>> begin Data to process

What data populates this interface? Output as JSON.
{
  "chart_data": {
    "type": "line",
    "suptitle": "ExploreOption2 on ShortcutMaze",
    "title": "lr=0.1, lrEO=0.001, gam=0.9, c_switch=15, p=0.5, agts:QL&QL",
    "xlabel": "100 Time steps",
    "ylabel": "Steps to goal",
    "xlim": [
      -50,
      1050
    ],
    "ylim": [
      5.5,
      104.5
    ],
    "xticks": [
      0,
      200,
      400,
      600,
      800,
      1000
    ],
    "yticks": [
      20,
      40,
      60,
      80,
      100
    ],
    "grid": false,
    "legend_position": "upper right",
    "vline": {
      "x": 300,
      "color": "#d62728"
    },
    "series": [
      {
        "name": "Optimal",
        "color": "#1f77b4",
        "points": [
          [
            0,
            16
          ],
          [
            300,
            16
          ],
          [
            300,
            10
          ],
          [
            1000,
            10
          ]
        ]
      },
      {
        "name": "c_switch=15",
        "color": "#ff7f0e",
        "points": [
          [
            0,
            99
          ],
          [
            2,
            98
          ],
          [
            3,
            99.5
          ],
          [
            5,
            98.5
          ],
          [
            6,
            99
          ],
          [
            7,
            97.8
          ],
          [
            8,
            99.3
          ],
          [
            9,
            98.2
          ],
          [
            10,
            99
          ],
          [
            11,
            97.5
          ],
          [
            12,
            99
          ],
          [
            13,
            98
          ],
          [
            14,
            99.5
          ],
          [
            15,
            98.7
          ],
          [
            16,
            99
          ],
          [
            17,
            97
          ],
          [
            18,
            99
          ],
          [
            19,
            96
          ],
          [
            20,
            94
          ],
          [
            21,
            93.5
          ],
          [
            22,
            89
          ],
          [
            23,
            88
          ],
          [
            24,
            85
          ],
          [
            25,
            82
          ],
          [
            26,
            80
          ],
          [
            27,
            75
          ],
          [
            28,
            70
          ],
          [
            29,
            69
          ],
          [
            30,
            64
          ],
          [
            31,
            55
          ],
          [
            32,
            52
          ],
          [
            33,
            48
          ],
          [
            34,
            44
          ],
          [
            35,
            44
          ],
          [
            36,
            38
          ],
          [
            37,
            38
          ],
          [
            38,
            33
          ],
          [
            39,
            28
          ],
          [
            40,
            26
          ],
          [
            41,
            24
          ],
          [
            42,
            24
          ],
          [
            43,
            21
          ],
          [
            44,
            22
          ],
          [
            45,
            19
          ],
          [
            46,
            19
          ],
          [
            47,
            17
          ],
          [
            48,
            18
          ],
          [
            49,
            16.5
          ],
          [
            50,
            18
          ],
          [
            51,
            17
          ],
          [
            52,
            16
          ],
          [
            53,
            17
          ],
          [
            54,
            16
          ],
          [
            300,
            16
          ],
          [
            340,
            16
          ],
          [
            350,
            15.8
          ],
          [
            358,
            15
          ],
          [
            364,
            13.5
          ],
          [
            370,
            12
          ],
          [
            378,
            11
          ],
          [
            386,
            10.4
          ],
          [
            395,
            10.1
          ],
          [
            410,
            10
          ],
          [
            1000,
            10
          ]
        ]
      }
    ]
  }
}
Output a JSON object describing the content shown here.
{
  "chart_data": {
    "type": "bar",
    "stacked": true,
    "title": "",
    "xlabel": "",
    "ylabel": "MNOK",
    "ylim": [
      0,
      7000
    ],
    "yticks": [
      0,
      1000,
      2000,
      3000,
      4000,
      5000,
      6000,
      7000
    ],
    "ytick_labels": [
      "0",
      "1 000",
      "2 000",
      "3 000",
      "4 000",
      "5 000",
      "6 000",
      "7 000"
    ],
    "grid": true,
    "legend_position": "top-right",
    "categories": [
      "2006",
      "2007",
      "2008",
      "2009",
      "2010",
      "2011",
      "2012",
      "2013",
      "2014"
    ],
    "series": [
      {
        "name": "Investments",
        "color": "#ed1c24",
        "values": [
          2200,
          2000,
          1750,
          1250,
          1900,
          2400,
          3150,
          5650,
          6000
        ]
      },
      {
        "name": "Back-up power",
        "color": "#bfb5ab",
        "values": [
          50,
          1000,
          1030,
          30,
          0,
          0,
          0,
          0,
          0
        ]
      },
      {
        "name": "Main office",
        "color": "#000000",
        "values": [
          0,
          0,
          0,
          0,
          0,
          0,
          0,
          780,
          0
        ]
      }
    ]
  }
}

>> end Data to process

- _What you will do_:
Copy every line above that includes the string "Output".

- _Task response_:
What data populates this interface? Output as JSON.
Output a JSON object describing the content shown here.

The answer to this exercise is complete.